- SET EXERCISE -
Print out every record exactly as it appears.
++++ RAW RECORDS ++++
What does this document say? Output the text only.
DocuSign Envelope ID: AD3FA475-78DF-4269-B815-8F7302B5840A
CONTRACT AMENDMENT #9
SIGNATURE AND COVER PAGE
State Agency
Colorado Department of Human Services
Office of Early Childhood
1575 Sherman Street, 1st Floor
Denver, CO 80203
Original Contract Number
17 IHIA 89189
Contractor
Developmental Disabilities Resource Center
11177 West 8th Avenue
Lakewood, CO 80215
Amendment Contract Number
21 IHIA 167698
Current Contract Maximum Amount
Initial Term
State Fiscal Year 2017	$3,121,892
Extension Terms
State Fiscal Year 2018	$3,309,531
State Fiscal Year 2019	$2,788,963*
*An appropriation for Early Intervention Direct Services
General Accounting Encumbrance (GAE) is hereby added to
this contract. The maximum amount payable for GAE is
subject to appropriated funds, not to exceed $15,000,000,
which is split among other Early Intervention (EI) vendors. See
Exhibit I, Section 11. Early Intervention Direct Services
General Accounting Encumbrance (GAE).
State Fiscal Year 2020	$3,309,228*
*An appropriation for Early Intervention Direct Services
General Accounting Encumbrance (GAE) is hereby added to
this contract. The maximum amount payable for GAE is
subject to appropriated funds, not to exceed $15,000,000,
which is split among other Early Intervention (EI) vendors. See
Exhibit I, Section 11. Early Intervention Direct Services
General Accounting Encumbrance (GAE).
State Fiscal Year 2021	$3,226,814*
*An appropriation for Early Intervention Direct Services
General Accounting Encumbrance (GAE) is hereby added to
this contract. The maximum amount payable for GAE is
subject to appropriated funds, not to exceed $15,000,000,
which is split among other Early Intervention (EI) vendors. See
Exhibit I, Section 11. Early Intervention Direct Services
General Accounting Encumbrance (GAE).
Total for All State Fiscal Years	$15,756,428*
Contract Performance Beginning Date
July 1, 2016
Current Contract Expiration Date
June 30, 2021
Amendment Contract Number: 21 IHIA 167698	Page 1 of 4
++++
- RESPONSE TO THIS TASK -
What does this document say? Output the text only.
DocuSign Envelope ID: AD3FA475-78DF-4269-B815-8F7302B5840A
CONTRACT AMENDMENT #9
SIGNATURE AND COVER PAGE
State Agency
Colorado Department of Human Services
Office of Early Childhood
1575 Sherman Street, 1st Floor
Denver, CO 80203
Original Contract Number
17 IHIA 89189
Contractor
Developmental Disabilities Resource Center
11177 West 8th Avenue
Lakewood, CO 80215
Amendment Contract Number
21 IHIA 167698
Current Contract Maximum Amount
Initial Term
State Fiscal Year 2017	$3,121,892
Extension Terms
State Fiscal Year 2018	$3,309,531
State Fiscal Year 2019	$2,788,963*
*An appropriation for Early Intervention Direct Services
General Accounting Encumbrance (GAE) is hereby added to
this contract. The maximum amount payable for GAE is
subject to appropriated funds, not to exceed $15,000,000,
which is split among other Early Intervention (EI) vendors. See
Exhibit I, Section 11. Early Intervention Direct Services
General Accounting Encumbrance (GAE).
State Fiscal Year 2020	$3,309,228*
*An appropriation for Early Intervention Direct Services
General Accounting Encumbrance (GAE) is hereby added to
this contract. The maximum amount payable for GAE is
subject to appropriated funds, not to exceed $15,000,000,
which is split among other Early Intervention (EI) vendors. See
Exhibit I, Section 11. Early Intervention Direct Services
General Accounting Encumbrance (GAE).
State Fiscal Year 2021	$3,226,814*
*An appropriation for Early Intervention Direct Services
General Accounting Encumbrance (GAE) is hereby added to
this contract. The maximum amount payable for GAE is
subject to appropriated funds, not to exceed $15,000,000,
which is split among other Early Intervention (EI) vendors. See
Exhibit I, Section 11. Early Intervention Direct Services
General Accounting Encumbrance (GAE).
Total for All State Fiscal Years	$15,756,428*
Contract Performance Beginning Date
July 1, 2016
Current Contract Expiration Date
June 30, 2021
Amendment Contract Number: 21 IHIA 167698	Page 1 of 4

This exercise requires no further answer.